From the listing below, pull out all lines with "title" in them.

---------- Record list

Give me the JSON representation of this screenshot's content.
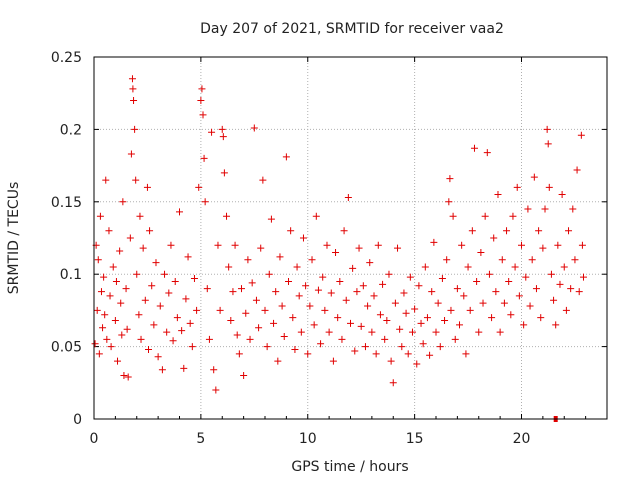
{
  "chart_data": {
    "type": "scatter",
    "title": "Day 207 of 2021, SRMTID for receiver vaa2",
    "xlabel": "GPS time / hours",
    "ylabel": "SRMTID / TECUs",
    "xlim": [
      0,
      24
    ],
    "ylim": [
      0,
      0.25
    ],
    "x_ticks": [
      0,
      5,
      10,
      15,
      20
    ],
    "y_ticks": [
      0,
      0.05,
      0.1,
      0.15,
      0.2,
      0.25
    ],
    "x_tick_labels": [
      "0",
      "5",
      "10",
      "15",
      "20"
    ],
    "y_tick_labels": [
      "0",
      "0.05",
      "0.1",
      "0.15",
      "0.2",
      "0.25"
    ],
    "grid": true,
    "marker": "+",
    "marker_color": "#e00000",
    "series": [
      {
        "name": "SRMTID",
        "points": [
          [
            0.05,
            0.052
          ],
          [
            0.1,
            0.12
          ],
          [
            0.15,
            0.075
          ],
          [
            0.2,
            0.11
          ],
          [
            0.25,
            0.045
          ],
          [
            0.3,
            0.14
          ],
          [
            0.35,
            0.088
          ],
          [
            0.4,
            0.063
          ],
          [
            0.45,
            0.098
          ],
          [
            0.5,
            0.072
          ],
          [
            0.55,
            0.165
          ],
          [
            0.6,
            0.055
          ],
          [
            0.7,
            0.13
          ],
          [
            0.75,
            0.085
          ],
          [
            0.8,
            0.05
          ],
          [
            0.9,
            0.105
          ],
          [
            1.0,
            0.068
          ],
          [
            1.05,
            0.095
          ],
          [
            1.1,
            0.04
          ],
          [
            1.2,
            0.116
          ],
          [
            1.25,
            0.08
          ],
          [
            1.3,
            0.058
          ],
          [
            1.35,
            0.15
          ],
          [
            1.4,
            0.03
          ],
          [
            1.5,
            0.09
          ],
          [
            1.55,
            0.062
          ],
          [
            1.6,
            0.029
          ],
          [
            1.7,
            0.125
          ],
          [
            1.75,
            0.183
          ],
          [
            1.8,
            0.235
          ],
          [
            1.82,
            0.228
          ],
          [
            1.85,
            0.22
          ],
          [
            1.9,
            0.2
          ],
          [
            1.95,
            0.165
          ],
          [
            2.0,
            0.1
          ],
          [
            2.1,
            0.072
          ],
          [
            2.15,
            0.14
          ],
          [
            2.2,
            0.055
          ],
          [
            2.3,
            0.118
          ],
          [
            2.4,
            0.082
          ],
          [
            2.5,
            0.16
          ],
          [
            2.55,
            0.048
          ],
          [
            2.6,
            0.13
          ],
          [
            2.7,
            0.092
          ],
          [
            2.8,
            0.065
          ],
          [
            2.9,
            0.108
          ],
          [
            3.0,
            0.043
          ],
          [
            3.1,
            0.078
          ],
          [
            3.2,
            0.034
          ],
          [
            3.3,
            0.1
          ],
          [
            3.4,
            0.06
          ],
          [
            3.5,
            0.087
          ],
          [
            3.6,
            0.12
          ],
          [
            3.7,
            0.054
          ],
          [
            3.8,
            0.095
          ],
          [
            3.9,
            0.07
          ],
          [
            4.0,
            0.143
          ],
          [
            4.1,
            0.061
          ],
          [
            4.2,
            0.035
          ],
          [
            4.3,
            0.083
          ],
          [
            4.4,
            0.112
          ],
          [
            4.5,
            0.066
          ],
          [
            4.6,
            0.05
          ],
          [
            4.7,
            0.097
          ],
          [
            4.8,
            0.075
          ],
          [
            4.9,
            0.16
          ],
          [
            5.0,
            0.22
          ],
          [
            5.05,
            0.228
          ],
          [
            5.1,
            0.21
          ],
          [
            5.15,
            0.18
          ],
          [
            5.2,
            0.15
          ],
          [
            5.3,
            0.09
          ],
          [
            5.4,
            0.055
          ],
          [
            5.5,
            0.198
          ],
          [
            5.6,
            0.034
          ],
          [
            5.7,
            0.02
          ],
          [
            5.8,
            0.12
          ],
          [
            5.9,
            0.075
          ],
          [
            6.0,
            0.2
          ],
          [
            6.05,
            0.195
          ],
          [
            6.1,
            0.17
          ],
          [
            6.2,
            0.14
          ],
          [
            6.3,
            0.105
          ],
          [
            6.4,
            0.068
          ],
          [
            6.5,
            0.088
          ],
          [
            6.6,
            0.12
          ],
          [
            6.7,
            0.058
          ],
          [
            6.8,
            0.045
          ],
          [
            6.9,
            0.09
          ],
          [
            7.0,
            0.03
          ],
          [
            7.1,
            0.073
          ],
          [
            7.2,
            0.11
          ],
          [
            7.3,
            0.055
          ],
          [
            7.4,
            0.094
          ],
          [
            7.5,
            0.201
          ],
          [
            7.6,
            0.082
          ],
          [
            7.7,
            0.063
          ],
          [
            7.8,
            0.118
          ],
          [
            7.9,
            0.165
          ],
          [
            8.0,
            0.075
          ],
          [
            8.1,
            0.05
          ],
          [
            8.2,
            0.1
          ],
          [
            8.3,
            0.138
          ],
          [
            8.4,
            0.066
          ],
          [
            8.5,
            0.088
          ],
          [
            8.6,
            0.04
          ],
          [
            8.7,
            0.112
          ],
          [
            8.8,
            0.078
          ],
          [
            8.9,
            0.057
          ],
          [
            9.0,
            0.181
          ],
          [
            9.1,
            0.095
          ],
          [
            9.2,
            0.13
          ],
          [
            9.3,
            0.07
          ],
          [
            9.4,
            0.048
          ],
          [
            9.5,
            0.105
          ],
          [
            9.6,
            0.085
          ],
          [
            9.7,
            0.06
          ],
          [
            9.8,
            0.125
          ],
          [
            9.9,
            0.092
          ],
          [
            10.0,
            0.045
          ],
          [
            10.1,
            0.078
          ],
          [
            10.2,
            0.11
          ],
          [
            10.3,
            0.065
          ],
          [
            10.4,
            0.14
          ],
          [
            10.5,
            0.089
          ],
          [
            10.6,
            0.052
          ],
          [
            10.7,
            0.098
          ],
          [
            10.8,
            0.075
          ],
          [
            10.9,
            0.12
          ],
          [
            11.0,
            0.06
          ],
          [
            11.1,
            0.087
          ],
          [
            11.2,
            0.04
          ],
          [
            11.3,
            0.115
          ],
          [
            11.4,
            0.07
          ],
          [
            11.5,
            0.095
          ],
          [
            11.6,
            0.055
          ],
          [
            11.7,
            0.13
          ],
          [
            11.8,
            0.082
          ],
          [
            11.9,
            0.153
          ],
          [
            12.0,
            0.066
          ],
          [
            12.1,
            0.104
          ],
          [
            12.2,
            0.047
          ],
          [
            12.3,
            0.088
          ],
          [
            12.4,
            0.118
          ],
          [
            12.5,
            0.064
          ],
          [
            12.6,
            0.092
          ],
          [
            12.7,
            0.05
          ],
          [
            12.8,
            0.078
          ],
          [
            12.9,
            0.108
          ],
          [
            13.0,
            0.06
          ],
          [
            13.1,
            0.085
          ],
          [
            13.2,
            0.045
          ],
          [
            13.3,
            0.12
          ],
          [
            13.4,
            0.072
          ],
          [
            13.5,
            0.093
          ],
          [
            13.6,
            0.055
          ],
          [
            13.7,
            0.068
          ],
          [
            13.8,
            0.1
          ],
          [
            13.9,
            0.04
          ],
          [
            14.0,
            0.025
          ],
          [
            14.1,
            0.08
          ],
          [
            14.2,
            0.118
          ],
          [
            14.3,
            0.062
          ],
          [
            14.4,
            0.05
          ],
          [
            14.5,
            0.087
          ],
          [
            14.6,
            0.073
          ],
          [
            14.7,
            0.045
          ],
          [
            14.8,
            0.098
          ],
          [
            14.9,
            0.06
          ],
          [
            15.0,
            0.076
          ],
          [
            15.1,
            0.038
          ],
          [
            15.2,
            0.092
          ],
          [
            15.3,
            0.066
          ],
          [
            15.4,
            0.052
          ],
          [
            15.5,
            0.105
          ],
          [
            15.6,
            0.07
          ],
          [
            15.7,
            0.044
          ],
          [
            15.8,
            0.088
          ],
          [
            15.9,
            0.122
          ],
          [
            16.0,
            0.06
          ],
          [
            16.1,
            0.08
          ],
          [
            16.2,
            0.05
          ],
          [
            16.3,
            0.097
          ],
          [
            16.4,
            0.068
          ],
          [
            16.5,
            0.11
          ],
          [
            16.6,
            0.15
          ],
          [
            16.65,
            0.166
          ],
          [
            16.7,
            0.075
          ],
          [
            16.8,
            0.14
          ],
          [
            16.9,
            0.055
          ],
          [
            17.0,
            0.09
          ],
          [
            17.1,
            0.065
          ],
          [
            17.2,
            0.12
          ],
          [
            17.3,
            0.085
          ],
          [
            17.4,
            0.045
          ],
          [
            17.5,
            0.105
          ],
          [
            17.6,
            0.075
          ],
          [
            17.7,
            0.13
          ],
          [
            17.8,
            0.187
          ],
          [
            17.9,
            0.095
          ],
          [
            18.0,
            0.06
          ],
          [
            18.1,
            0.115
          ],
          [
            18.2,
            0.08
          ],
          [
            18.3,
            0.14
          ],
          [
            18.4,
            0.184
          ],
          [
            18.5,
            0.1
          ],
          [
            18.6,
            0.07
          ],
          [
            18.7,
            0.125
          ],
          [
            18.8,
            0.088
          ],
          [
            18.9,
            0.155
          ],
          [
            19.0,
            0.06
          ],
          [
            19.1,
            0.11
          ],
          [
            19.2,
            0.08
          ],
          [
            19.3,
            0.13
          ],
          [
            19.4,
            0.095
          ],
          [
            19.5,
            0.072
          ],
          [
            19.6,
            0.14
          ],
          [
            19.7,
            0.105
          ],
          [
            19.8,
            0.16
          ],
          [
            19.9,
            0.085
          ],
          [
            20.0,
            0.12
          ],
          [
            20.1,
            0.065
          ],
          [
            20.2,
            0.098
          ],
          [
            20.3,
            0.145
          ],
          [
            20.4,
            0.078
          ],
          [
            20.5,
            0.11
          ],
          [
            20.6,
            0.167
          ],
          [
            20.7,
            0.09
          ],
          [
            20.8,
            0.13
          ],
          [
            20.9,
            0.07
          ],
          [
            21.0,
            0.118
          ],
          [
            21.1,
            0.145
          ],
          [
            21.2,
            0.2
          ],
          [
            21.25,
            0.19
          ],
          [
            21.3,
            0.16
          ],
          [
            21.4,
            0.1
          ],
          [
            21.5,
            0.082
          ],
          [
            21.6,
            0.065
          ],
          [
            21.7,
            0.12
          ],
          [
            21.8,
            0.093
          ],
          [
            21.9,
            0.155
          ],
          [
            22.0,
            0.105
          ],
          [
            22.1,
            0.075
          ],
          [
            22.2,
            0.13
          ],
          [
            22.3,
            0.09
          ],
          [
            22.4,
            0.145
          ],
          [
            22.5,
            0.11
          ],
          [
            22.6,
            0.172
          ],
          [
            22.7,
            0.088
          ],
          [
            22.8,
            0.196
          ],
          [
            22.85,
            0.12
          ],
          [
            22.9,
            0.098
          ]
        ]
      }
    ],
    "markers": [
      {
        "label": "red square marker",
        "x": 21.6,
        "y": 0.0
      }
    ]
  }
}
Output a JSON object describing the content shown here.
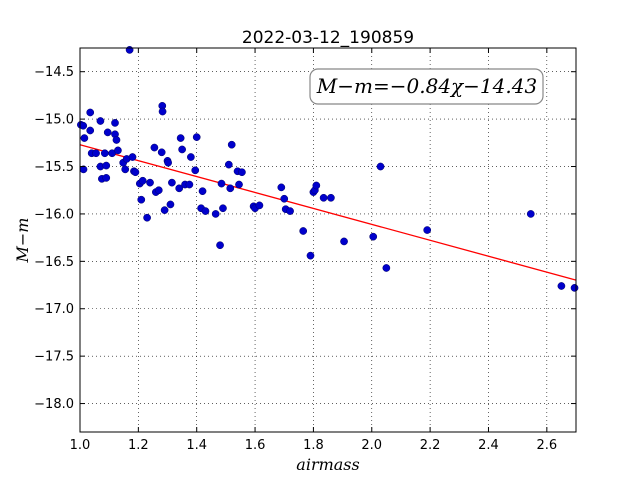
{
  "chart_data": {
    "type": "scatter",
    "title": "2022-03-12_190859",
    "xlabel": "airmass",
    "ylabel": "M−m",
    "xlim": [
      1.0,
      2.7
    ],
    "ylim": [
      -18.3,
      -14.25
    ],
    "grid": true,
    "xticks": [
      1.0,
      1.2,
      1.4,
      1.6,
      1.8,
      2.0,
      2.2,
      2.4,
      2.6
    ],
    "yticks": [
      -18.0,
      -17.5,
      -17.0,
      -16.5,
      -16.0,
      -15.5,
      -15.0,
      -14.5
    ],
    "xtick_labels": [
      "1.0",
      "1.2",
      "1.4",
      "1.6",
      "1.8",
      "2.0",
      "2.2",
      "2.4",
      "2.6"
    ],
    "ytick_labels": [
      "−18.0",
      "−17.5",
      "−17.0",
      "−16.5",
      "−16.0",
      "−15.5",
      "−15.0",
      "−14.5"
    ],
    "annotation": "M−m=−0.84χ−14.43",
    "fit": {
      "slope": -0.84,
      "intercept": -14.43,
      "color": "#ff0000"
    },
    "point_color": "#0000cc",
    "points": [
      {
        "x": 1.003,
        "y": -15.06
      },
      {
        "x": 1.011,
        "y": -15.07
      },
      {
        "x": 1.012,
        "y": -15.53
      },
      {
        "x": 1.015,
        "y": -15.2
      },
      {
        "x": 1.035,
        "y": -14.93
      },
      {
        "x": 1.035,
        "y": -15.12
      },
      {
        "x": 1.04,
        "y": -15.36
      },
      {
        "x": 1.055,
        "y": -15.36
      },
      {
        "x": 1.07,
        "y": -15.02
      },
      {
        "x": 1.07,
        "y": -15.5
      },
      {
        "x": 1.075,
        "y": -15.63
      },
      {
        "x": 1.085,
        "y": -15.36
      },
      {
        "x": 1.09,
        "y": -15.62
      },
      {
        "x": 1.09,
        "y": -15.49
      },
      {
        "x": 1.095,
        "y": -15.14
      },
      {
        "x": 1.11,
        "y": -15.36
      },
      {
        "x": 1.12,
        "y": -15.04
      },
      {
        "x": 1.12,
        "y": -15.16
      },
      {
        "x": 1.125,
        "y": -15.22
      },
      {
        "x": 1.13,
        "y": -15.33
      },
      {
        "x": 1.148,
        "y": -15.46
      },
      {
        "x": 1.155,
        "y": -15.53
      },
      {
        "x": 1.16,
        "y": -15.42
      },
      {
        "x": 1.17,
        "y": -14.27
      },
      {
        "x": 1.18,
        "y": -15.4
      },
      {
        "x": 1.185,
        "y": -15.55
      },
      {
        "x": 1.19,
        "y": -15.56
      },
      {
        "x": 1.205,
        "y": -15.68
      },
      {
        "x": 1.21,
        "y": -15.85
      },
      {
        "x": 1.215,
        "y": -15.65
      },
      {
        "x": 1.23,
        "y": -16.04
      },
      {
        "x": 1.24,
        "y": -15.67
      },
      {
        "x": 1.255,
        "y": -15.3
      },
      {
        "x": 1.26,
        "y": -15.77
      },
      {
        "x": 1.27,
        "y": -15.75
      },
      {
        "x": 1.28,
        "y": -15.35
      },
      {
        "x": 1.282,
        "y": -14.86
      },
      {
        "x": 1.283,
        "y": -14.92
      },
      {
        "x": 1.29,
        "y": -15.96
      },
      {
        "x": 1.3,
        "y": -15.44
      },
      {
        "x": 1.302,
        "y": -15.46
      },
      {
        "x": 1.31,
        "y": -15.9
      },
      {
        "x": 1.315,
        "y": -15.67
      },
      {
        "x": 1.34,
        "y": -15.73
      },
      {
        "x": 1.345,
        "y": -15.2
      },
      {
        "x": 1.35,
        "y": -15.32
      },
      {
        "x": 1.36,
        "y": -15.69
      },
      {
        "x": 1.375,
        "y": -15.69
      },
      {
        "x": 1.38,
        "y": -15.4
      },
      {
        "x": 1.395,
        "y": -15.54
      },
      {
        "x": 1.4,
        "y": -15.19
      },
      {
        "x": 1.415,
        "y": -15.94
      },
      {
        "x": 1.42,
        "y": -15.76
      },
      {
        "x": 1.43,
        "y": -15.97
      },
      {
        "x": 1.465,
        "y": -16.0
      },
      {
        "x": 1.48,
        "y": -16.33
      },
      {
        "x": 1.485,
        "y": -15.68
      },
      {
        "x": 1.49,
        "y": -15.94
      },
      {
        "x": 1.51,
        "y": -15.48
      },
      {
        "x": 1.515,
        "y": -15.73
      },
      {
        "x": 1.52,
        "y": -15.27
      },
      {
        "x": 1.54,
        "y": -15.55
      },
      {
        "x": 1.545,
        "y": -15.69
      },
      {
        "x": 1.555,
        "y": -15.56
      },
      {
        "x": 1.595,
        "y": -15.92
      },
      {
        "x": 1.6,
        "y": -15.94
      },
      {
        "x": 1.615,
        "y": -15.91
      },
      {
        "x": 1.69,
        "y": -15.72
      },
      {
        "x": 1.7,
        "y": -15.84
      },
      {
        "x": 1.705,
        "y": -15.95
      },
      {
        "x": 1.72,
        "y": -15.97
      },
      {
        "x": 1.765,
        "y": -16.18
      },
      {
        "x": 1.79,
        "y": -16.44
      },
      {
        "x": 1.8,
        "y": -15.77
      },
      {
        "x": 1.805,
        "y": -15.75
      },
      {
        "x": 1.81,
        "y": -15.7
      },
      {
        "x": 1.835,
        "y": -15.83
      },
      {
        "x": 1.86,
        "y": -15.83
      },
      {
        "x": 1.905,
        "y": -16.29
      },
      {
        "x": 2.005,
        "y": -16.24
      },
      {
        "x": 2.03,
        "y": -15.5
      },
      {
        "x": 2.05,
        "y": -16.57
      },
      {
        "x": 2.19,
        "y": -16.17
      },
      {
        "x": 2.545,
        "y": -16.0
      },
      {
        "x": 2.65,
        "y": -16.76
      },
      {
        "x": 2.695,
        "y": -16.78
      }
    ]
  }
}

--------------------

» **Result of this task**
    "title": "Day 207 of 2021, SRMTID for receiver vaa2",
    "title": "2022-03-12_190859",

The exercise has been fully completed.